## Exercise
Leaving out the pictures, transcribe all of the records faithfully.

## Dataset items
--- Begin ---

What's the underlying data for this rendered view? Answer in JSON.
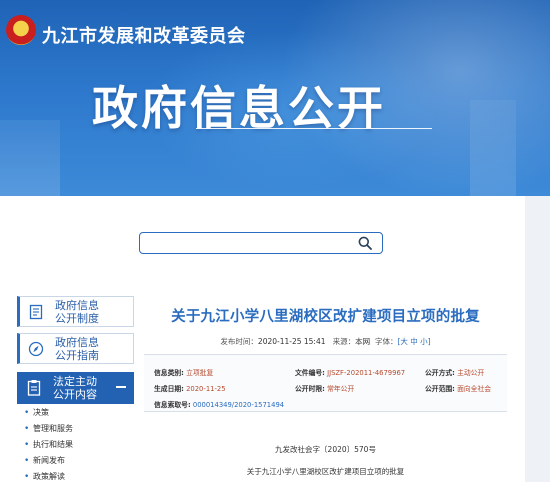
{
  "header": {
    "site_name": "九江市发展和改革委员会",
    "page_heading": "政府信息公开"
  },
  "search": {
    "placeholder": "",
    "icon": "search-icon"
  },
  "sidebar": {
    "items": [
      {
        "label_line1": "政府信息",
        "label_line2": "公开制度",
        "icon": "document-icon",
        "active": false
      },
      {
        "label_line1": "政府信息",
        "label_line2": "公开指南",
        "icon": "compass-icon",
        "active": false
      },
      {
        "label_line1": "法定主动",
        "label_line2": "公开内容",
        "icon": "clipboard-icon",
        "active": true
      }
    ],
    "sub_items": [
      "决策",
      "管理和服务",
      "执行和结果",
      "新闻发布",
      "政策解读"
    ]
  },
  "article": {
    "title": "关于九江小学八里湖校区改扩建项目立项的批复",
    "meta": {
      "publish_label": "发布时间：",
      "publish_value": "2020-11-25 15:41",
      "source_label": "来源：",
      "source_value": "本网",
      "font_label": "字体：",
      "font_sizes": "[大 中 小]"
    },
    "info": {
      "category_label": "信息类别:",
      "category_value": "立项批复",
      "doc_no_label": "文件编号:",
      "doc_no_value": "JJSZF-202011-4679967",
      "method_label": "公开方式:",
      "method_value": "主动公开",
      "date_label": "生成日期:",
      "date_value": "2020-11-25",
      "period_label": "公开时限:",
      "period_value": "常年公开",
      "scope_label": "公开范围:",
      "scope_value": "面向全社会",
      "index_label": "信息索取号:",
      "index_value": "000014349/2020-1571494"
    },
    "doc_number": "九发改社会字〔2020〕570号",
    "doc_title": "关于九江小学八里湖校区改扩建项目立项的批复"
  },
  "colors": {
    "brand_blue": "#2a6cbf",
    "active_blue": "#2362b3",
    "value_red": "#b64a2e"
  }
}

--- End ---

## Solution for this problem
What's the underlying data for this rendered view? Answer in JSON.
{
  "header": {
    "site_name": "九江市发展和改革委员会",
    "page_heading": "政府信息公开"
  },
  "search": {
    "placeholder": "",
    "icon": "search-icon"
  },
  "sidebar": {
    "items": [
      {
        "label_line1": "政府信息",
        "label_line2": "公开制度",
        "icon": "document-icon",
        "active": false
      },
      {
        "label_line1": "政府信息",
        "label_line2": "公开指南",
        "icon": "compass-icon",
        "active": false
      },
      {
        "label_line1": "法定主动",
        "label_line2": "公开内容",
        "icon": "clipboard-icon",
        "active": true
      }
    ],
    "sub_items": [
      "决策",
      "管理和服务",
      "执行和结果",
      "新闻发布",
      "政策解读"
    ]
  },
  "article": {
    "title": "关于九江小学八里湖校区改扩建项目立项的批复",
    "meta": {
      "publish_label": "发布时间：",
      "publish_value": "2020-11-25 15:41",
      "source_label": "来源：",
      "source_value": "本网",
      "font_label": "字体：",
      "font_sizes": "[大 中 小]"
    },
    "info": {
      "category_label": "信息类别:",
      "category_value": "立项批复",
      "doc_no_label": "文件编号:",
      "doc_no_value": "JJSZF-202011-4679967",
      "method_label": "公开方式:",
      "method_value": "主动公开",
      "date_label": "生成日期:",
      "date_value": "2020-11-25",
      "period_label": "公开时限:",
      "period_value": "常年公开",
      "scope_label": "公开范围:",
      "scope_value": "面向全社会",
      "index_label": "信息索取号:",
      "index_value": "000014349/2020-1571494"
    },
    "doc_number": "九发改社会字〔2020〕570号",
    "doc_title": "关于九江小学八里湖校区改扩建项目立项的批复"
  },
  "colors": {
    "brand_blue": "#2a6cbf",
    "active_blue": "#2362b3",
    "value_red": "#b64a2e"
  }
}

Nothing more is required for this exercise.